• [Set exercise]: Among the entries that follow, tally the lines with the string "JSON". Give no more than the number.

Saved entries
'''
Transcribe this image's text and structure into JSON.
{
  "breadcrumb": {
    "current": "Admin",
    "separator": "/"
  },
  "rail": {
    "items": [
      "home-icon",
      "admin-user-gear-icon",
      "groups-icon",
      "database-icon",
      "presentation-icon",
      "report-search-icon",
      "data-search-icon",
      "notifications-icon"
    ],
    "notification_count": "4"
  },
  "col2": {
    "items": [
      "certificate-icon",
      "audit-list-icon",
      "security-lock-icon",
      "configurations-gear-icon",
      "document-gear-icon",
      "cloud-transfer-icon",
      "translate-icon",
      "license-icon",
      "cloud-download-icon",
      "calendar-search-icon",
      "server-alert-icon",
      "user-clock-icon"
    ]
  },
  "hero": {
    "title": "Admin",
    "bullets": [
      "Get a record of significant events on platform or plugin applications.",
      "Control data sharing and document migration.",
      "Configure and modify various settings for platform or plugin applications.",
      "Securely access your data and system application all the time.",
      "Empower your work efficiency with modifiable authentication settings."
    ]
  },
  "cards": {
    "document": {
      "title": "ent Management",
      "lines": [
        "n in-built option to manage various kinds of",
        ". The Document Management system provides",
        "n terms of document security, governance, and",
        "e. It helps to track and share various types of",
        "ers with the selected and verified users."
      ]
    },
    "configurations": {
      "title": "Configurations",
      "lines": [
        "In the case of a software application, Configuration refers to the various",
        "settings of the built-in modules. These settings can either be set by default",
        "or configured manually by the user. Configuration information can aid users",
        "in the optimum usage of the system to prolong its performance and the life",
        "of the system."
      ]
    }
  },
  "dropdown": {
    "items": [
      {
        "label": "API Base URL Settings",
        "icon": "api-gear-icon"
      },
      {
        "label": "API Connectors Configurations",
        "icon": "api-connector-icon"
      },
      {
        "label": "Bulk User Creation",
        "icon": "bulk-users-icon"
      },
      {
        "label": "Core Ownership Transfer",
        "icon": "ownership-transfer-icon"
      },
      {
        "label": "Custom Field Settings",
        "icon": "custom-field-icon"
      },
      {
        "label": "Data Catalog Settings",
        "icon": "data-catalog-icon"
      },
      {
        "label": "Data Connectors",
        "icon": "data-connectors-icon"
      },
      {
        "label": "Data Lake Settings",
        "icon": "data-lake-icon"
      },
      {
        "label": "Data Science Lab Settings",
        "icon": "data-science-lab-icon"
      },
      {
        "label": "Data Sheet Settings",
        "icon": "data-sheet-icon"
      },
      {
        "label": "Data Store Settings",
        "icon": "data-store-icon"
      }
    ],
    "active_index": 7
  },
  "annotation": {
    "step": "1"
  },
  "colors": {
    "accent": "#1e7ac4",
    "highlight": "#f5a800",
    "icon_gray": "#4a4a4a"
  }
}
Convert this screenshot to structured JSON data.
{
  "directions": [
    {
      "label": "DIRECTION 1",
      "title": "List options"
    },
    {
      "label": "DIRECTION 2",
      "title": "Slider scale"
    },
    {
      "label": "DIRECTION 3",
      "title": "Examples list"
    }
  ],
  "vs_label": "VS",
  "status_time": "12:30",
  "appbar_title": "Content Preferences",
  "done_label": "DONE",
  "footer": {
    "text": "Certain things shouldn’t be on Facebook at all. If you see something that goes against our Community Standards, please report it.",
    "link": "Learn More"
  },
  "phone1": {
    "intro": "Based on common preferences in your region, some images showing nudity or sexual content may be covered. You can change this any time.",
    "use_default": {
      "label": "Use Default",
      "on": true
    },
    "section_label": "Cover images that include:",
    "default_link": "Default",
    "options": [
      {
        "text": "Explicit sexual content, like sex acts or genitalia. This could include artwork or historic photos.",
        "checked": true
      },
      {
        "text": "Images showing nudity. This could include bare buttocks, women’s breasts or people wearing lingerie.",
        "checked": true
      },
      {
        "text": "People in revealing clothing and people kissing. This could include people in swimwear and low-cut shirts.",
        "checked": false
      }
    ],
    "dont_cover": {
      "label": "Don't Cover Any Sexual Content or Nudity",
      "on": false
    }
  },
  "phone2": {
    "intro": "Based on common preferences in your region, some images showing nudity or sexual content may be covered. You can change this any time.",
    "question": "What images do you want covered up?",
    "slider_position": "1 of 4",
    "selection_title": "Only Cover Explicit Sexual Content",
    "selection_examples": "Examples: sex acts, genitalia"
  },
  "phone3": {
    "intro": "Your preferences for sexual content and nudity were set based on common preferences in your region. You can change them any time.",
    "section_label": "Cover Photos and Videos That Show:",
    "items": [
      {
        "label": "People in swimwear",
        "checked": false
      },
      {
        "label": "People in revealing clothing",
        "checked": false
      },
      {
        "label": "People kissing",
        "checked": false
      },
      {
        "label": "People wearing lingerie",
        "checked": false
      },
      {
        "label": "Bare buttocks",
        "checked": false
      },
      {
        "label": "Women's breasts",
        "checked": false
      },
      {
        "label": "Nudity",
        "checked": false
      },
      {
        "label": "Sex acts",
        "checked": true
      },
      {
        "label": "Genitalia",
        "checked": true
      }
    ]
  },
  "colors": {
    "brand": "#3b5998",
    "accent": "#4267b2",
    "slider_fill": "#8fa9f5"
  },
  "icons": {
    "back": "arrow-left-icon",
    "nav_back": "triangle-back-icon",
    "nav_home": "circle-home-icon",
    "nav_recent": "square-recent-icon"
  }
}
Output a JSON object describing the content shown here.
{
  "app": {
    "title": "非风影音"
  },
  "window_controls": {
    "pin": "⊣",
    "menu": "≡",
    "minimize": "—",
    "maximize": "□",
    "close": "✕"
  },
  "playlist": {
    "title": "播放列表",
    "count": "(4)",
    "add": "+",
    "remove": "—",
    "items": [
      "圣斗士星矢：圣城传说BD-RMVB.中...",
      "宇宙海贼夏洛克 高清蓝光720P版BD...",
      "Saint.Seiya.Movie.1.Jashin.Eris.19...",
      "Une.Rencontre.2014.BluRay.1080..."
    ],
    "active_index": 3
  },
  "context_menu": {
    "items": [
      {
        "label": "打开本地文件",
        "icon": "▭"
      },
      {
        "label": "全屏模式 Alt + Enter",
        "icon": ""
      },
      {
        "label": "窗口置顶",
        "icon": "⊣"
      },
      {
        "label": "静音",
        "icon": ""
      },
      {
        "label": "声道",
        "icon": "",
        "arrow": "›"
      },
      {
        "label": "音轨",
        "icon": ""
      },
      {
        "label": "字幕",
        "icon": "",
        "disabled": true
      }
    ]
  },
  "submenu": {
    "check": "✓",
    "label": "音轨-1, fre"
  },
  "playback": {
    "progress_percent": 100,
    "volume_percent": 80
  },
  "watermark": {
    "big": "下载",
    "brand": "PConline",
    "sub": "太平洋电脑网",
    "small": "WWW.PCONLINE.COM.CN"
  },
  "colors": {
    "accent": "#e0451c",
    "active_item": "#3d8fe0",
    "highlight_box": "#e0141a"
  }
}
'''
• [Result of this task]: 3